_PROBLEM DETAILS_:
Quote the whole listing word for word, please.

**** RECORDS FOR THE EXERCISE

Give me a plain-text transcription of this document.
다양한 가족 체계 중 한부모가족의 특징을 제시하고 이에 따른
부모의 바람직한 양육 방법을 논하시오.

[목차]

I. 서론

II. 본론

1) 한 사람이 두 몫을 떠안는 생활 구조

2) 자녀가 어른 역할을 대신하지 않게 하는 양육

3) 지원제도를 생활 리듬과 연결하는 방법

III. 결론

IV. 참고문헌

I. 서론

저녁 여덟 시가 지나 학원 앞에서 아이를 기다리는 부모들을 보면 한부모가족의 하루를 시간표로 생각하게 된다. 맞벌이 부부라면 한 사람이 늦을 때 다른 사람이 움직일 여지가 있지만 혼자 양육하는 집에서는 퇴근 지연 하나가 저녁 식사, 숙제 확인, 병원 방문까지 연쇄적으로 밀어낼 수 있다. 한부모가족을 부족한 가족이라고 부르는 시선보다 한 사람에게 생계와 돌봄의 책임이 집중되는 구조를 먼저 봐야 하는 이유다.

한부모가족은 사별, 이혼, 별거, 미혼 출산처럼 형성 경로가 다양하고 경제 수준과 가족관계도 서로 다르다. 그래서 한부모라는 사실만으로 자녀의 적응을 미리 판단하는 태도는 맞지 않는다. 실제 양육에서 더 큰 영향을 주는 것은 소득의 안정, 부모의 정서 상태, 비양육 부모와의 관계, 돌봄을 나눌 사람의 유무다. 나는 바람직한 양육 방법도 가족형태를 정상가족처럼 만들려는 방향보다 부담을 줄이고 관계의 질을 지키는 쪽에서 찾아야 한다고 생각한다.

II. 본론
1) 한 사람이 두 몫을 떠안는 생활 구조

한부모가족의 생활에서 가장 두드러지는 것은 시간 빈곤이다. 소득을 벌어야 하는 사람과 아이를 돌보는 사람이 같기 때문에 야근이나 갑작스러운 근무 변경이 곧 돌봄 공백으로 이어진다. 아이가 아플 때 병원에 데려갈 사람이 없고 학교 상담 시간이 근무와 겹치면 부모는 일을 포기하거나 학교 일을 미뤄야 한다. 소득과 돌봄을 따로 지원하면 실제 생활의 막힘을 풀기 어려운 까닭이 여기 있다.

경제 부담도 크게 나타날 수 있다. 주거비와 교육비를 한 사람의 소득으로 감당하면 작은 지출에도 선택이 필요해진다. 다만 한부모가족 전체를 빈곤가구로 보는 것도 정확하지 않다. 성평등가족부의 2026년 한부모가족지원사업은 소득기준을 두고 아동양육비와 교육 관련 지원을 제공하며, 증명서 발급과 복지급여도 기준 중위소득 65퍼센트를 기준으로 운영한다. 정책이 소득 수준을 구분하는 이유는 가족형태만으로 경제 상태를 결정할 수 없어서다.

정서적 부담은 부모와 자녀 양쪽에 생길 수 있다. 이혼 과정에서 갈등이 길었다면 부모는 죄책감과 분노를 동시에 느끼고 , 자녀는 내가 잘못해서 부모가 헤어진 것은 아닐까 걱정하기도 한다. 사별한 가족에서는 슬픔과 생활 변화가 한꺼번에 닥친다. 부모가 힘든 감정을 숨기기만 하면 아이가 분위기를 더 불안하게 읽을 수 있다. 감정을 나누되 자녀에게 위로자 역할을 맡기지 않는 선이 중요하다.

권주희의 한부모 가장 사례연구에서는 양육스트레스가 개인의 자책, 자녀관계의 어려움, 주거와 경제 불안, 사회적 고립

********

_WORKED ANSWER_:
Give me a plain-text transcription of this document.
다양한 가족 체계 중 한부모가족의 특징을 제시하고 이에 따른
부모의 바람직한 양육 방법을 논하시오.

[목차]

I. 서론

II. 본론

1) 한 사람이 두 몫을 떠안는 생활 구조

2) 자녀가 어른 역할을 대신하지 않게 하는 양육

3) 지원제도를 생활 리듬과 연결하는 방법

III. 결론

IV. 참고문헌

I. 서론

저녁 여덟 시가 지나 학원 앞에서 아이를 기다리는 부모들을 보면 한부모가족의 하루를 시간표로 생각하게 된다. 맞벌이 부부라면 한 사람이 늦을 때 다른 사람이 움직일 여지가 있지만 혼자 양육하는 집에서는 퇴근 지연 하나가 저녁 식사, 숙제 확인, 병원 방문까지 연쇄적으로 밀어낼 수 있다. 한부모가족을 부족한 가족이라고 부르는 시선보다 한 사람에게 생계와 돌봄의 책임이 집중되는 구조를 먼저 봐야 하는 이유다.

한부모가족은 사별, 이혼, 별거, 미혼 출산처럼 형성 경로가 다양하고 경제 수준과 가족관계도 서로 다르다. 그래서 한부모라는 사실만으로 자녀의 적응을 미리 판단하는 태도는 맞지 않는다. 실제 양육에서 더 큰 영향을 주는 것은 소득의 안정, 부모의 정서 상태, 비양육 부모와의 관계, 돌봄을 나눌 사람의 유무다. 나는 바람직한 양육 방법도 가족형태를 정상가족처럼 만들려는 방향보다 부담을 줄이고 관계의 질을 지키는 쪽에서 찾아야 한다고 생각한다.

II. 본론
1) 한 사람이 두 몫을 떠안는 생활 구조

한부모가족의 생활에서 가장 두드러지는 것은 시간 빈곤이다. 소득을 벌어야 하는 사람과 아이를 돌보는 사람이 같기 때문에 야근이나 갑작스러운 근무 변경이 곧 돌봄 공백으로 이어진다. 아이가 아플 때 병원에 데려갈 사람이 없고 학교 상담 시간이 근무와 겹치면 부모는 일을 포기하거나 학교 일을 미뤄야 한다. 소득과 돌봄을 따로 지원하면 실제 생활의 막힘을 풀기 어려운 까닭이 여기 있다.

경제 부담도 크게 나타날 수 있다. 주거비와 교육비를 한 사람의 소득으로 감당하면 작은 지출에도 선택이 필요해진다. 다만 한부모가족 전체를 빈곤가구로 보는 것도 정확하지 않다. 성평등가족부의 2026년 한부모가족지원사업은 소득기준을 두고 아동양육비와 교육 관련 지원을 제공하며, 증명서 발급과 복지급여도 기준 중위소득 65퍼센트를 기준으로 운영한다. 정책이 소득 수준을 구분하는 이유는 가족형태만으로 경제 상태를 결정할 수 없어서다.

정서적 부담은 부모와 자녀 양쪽에 생길 수 있다. 이혼 과정에서 갈등이 길었다면 부모는 죄책감과 분노를 동시에 느끼고 , 자녀는 내가 잘못해서 부모가 헤어진 것은 아닐까 걱정하기도 한다. 사별한 가족에서는 슬픔과 생활 변화가 한꺼번에 닥친다. 부모가 힘든 감정을 숨기기만 하면 아이가 분위기를 더 불안하게 읽을 수 있다. 감정을 나누되 자녀에게 위로자 역할을 맡기지 않는 선이 중요하다.

권주희의 한부모 가장 사례연구에서는 양육스트레스가 개인의 자책, 자녀관계의 어려움, 주거와 경제 불안, 사회적 고립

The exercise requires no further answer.